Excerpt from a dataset
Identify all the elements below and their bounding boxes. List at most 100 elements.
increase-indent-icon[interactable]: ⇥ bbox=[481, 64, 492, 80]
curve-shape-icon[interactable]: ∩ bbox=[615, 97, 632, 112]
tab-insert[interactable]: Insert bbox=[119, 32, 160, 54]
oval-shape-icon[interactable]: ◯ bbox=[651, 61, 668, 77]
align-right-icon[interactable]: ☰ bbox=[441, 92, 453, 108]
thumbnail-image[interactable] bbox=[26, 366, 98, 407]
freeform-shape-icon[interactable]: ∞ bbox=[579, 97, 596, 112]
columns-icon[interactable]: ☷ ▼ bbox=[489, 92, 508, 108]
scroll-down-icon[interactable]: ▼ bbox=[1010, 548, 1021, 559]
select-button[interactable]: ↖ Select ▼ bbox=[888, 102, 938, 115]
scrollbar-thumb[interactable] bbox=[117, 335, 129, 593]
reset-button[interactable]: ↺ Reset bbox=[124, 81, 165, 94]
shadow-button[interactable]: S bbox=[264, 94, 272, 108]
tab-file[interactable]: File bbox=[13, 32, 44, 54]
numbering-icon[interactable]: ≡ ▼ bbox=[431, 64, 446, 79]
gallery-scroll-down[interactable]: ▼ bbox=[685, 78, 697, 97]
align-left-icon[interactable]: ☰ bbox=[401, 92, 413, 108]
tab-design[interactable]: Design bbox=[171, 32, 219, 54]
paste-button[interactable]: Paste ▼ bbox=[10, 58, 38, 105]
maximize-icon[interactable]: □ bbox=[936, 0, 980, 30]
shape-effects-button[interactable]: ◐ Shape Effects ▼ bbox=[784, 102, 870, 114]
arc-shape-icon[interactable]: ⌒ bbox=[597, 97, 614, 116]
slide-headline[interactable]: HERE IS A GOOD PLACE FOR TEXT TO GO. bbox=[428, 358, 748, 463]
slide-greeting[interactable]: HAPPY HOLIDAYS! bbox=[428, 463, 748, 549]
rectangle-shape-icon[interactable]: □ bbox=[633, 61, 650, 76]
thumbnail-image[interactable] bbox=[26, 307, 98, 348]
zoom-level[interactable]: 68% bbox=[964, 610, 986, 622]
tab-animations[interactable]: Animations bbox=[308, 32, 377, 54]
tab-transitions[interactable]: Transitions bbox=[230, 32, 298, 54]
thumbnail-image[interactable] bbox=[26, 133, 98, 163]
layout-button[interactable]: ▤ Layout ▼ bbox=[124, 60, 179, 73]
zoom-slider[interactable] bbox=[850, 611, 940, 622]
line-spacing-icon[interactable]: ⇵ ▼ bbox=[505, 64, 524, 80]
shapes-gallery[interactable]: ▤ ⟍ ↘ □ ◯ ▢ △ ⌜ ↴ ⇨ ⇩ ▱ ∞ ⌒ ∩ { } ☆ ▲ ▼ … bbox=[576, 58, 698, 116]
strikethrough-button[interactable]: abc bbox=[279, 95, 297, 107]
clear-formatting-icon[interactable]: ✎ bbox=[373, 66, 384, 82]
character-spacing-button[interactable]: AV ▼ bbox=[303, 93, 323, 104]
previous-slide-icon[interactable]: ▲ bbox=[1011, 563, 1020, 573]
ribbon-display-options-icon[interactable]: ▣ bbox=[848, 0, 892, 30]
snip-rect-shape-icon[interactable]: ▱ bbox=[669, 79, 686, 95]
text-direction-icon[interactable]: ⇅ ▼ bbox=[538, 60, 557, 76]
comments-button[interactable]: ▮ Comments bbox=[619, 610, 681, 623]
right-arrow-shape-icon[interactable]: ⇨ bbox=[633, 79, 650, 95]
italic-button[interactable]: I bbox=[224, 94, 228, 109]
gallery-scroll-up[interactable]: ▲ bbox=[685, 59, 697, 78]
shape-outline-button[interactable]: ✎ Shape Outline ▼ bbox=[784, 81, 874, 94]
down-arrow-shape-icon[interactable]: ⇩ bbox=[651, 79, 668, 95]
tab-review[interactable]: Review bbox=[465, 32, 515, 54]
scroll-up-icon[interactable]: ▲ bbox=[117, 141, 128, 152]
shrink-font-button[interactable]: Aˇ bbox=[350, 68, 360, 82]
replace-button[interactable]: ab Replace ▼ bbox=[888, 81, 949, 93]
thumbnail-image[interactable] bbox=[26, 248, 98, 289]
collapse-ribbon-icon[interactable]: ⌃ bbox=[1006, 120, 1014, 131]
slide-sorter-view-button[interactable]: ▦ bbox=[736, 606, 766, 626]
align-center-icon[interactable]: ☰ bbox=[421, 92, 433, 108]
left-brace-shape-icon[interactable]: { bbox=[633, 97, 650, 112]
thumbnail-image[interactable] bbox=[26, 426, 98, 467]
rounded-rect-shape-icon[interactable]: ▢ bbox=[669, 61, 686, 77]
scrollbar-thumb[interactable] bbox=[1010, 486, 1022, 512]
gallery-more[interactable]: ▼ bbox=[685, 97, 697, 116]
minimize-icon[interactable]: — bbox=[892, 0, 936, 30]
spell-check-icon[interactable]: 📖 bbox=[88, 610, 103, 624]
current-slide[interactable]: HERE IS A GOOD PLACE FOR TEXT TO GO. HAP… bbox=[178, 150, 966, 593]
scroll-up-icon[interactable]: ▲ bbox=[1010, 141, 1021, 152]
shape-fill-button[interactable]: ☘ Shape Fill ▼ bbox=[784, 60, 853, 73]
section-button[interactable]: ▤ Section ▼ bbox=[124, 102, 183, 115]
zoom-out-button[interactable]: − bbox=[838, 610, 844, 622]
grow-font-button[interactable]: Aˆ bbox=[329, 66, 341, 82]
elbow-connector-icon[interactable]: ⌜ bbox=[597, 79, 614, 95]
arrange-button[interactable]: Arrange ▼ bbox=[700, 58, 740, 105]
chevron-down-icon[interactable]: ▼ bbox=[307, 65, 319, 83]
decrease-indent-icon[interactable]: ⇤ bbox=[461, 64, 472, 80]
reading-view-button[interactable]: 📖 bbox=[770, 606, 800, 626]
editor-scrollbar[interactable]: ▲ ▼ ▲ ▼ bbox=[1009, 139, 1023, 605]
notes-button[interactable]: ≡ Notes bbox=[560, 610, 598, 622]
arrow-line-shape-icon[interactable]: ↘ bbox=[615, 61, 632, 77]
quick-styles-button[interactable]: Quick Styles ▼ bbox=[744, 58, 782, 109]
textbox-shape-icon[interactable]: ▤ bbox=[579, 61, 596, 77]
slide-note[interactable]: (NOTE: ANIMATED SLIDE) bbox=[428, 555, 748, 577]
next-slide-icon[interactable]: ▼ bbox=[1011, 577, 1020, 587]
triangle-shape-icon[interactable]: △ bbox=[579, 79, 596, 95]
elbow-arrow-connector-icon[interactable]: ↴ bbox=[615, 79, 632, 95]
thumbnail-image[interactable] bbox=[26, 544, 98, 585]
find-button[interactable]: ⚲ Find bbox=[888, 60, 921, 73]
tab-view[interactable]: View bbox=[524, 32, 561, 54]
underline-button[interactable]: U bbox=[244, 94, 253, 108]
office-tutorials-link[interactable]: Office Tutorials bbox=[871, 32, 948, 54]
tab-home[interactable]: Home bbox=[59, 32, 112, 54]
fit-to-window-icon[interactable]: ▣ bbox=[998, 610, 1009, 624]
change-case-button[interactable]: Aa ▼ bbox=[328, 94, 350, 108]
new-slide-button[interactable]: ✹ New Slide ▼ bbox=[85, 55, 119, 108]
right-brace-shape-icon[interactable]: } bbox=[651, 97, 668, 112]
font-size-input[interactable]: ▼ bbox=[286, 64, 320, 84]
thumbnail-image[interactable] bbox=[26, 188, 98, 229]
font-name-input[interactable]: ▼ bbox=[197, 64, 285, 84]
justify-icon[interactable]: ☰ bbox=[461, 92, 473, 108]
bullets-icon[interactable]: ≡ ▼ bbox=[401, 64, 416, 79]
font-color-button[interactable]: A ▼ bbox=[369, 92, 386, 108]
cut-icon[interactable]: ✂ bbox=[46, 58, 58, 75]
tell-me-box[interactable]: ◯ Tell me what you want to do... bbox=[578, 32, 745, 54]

- _EXERCISE OBJECTIVE_: Copy out the material word for word, starting at its first line and ending at the line that contains "numbering-icon[interactable]: ≡ ▼", with both of those lines included.

- _EXERCISE SOLUTION_:
Identify all the elements below and their bounding boxes. List at most 100 elements.
increase-indent-icon[interactable]: ⇥ bbox=[481, 64, 492, 80]
curve-shape-icon[interactable]: ∩ bbox=[615, 97, 632, 112]
tab-insert[interactable]: Insert bbox=[119, 32, 160, 54]
oval-shape-icon[interactable]: ◯ bbox=[651, 61, 668, 77]
align-right-icon[interactable]: ☰ bbox=[441, 92, 453, 108]
thumbnail-image[interactable] bbox=[26, 366, 98, 407]
freeform-shape-icon[interactable]: ∞ bbox=[579, 97, 596, 112]
columns-icon[interactable]: ☷ ▼ bbox=[489, 92, 508, 108]
scroll-down-icon[interactable]: ▼ bbox=[1010, 548, 1021, 559]
select-button[interactable]: ↖ Select ▼ bbox=[888, 102, 938, 115]
scrollbar-thumb[interactable] bbox=[117, 335, 129, 593]
reset-button[interactable]: ↺ Reset bbox=[124, 81, 165, 94]
shadow-button[interactable]: S bbox=[264, 94, 272, 108]
tab-file[interactable]: File bbox=[13, 32, 44, 54]
numbering-icon[interactable]: ≡ ▼ bbox=[431, 64, 446, 79]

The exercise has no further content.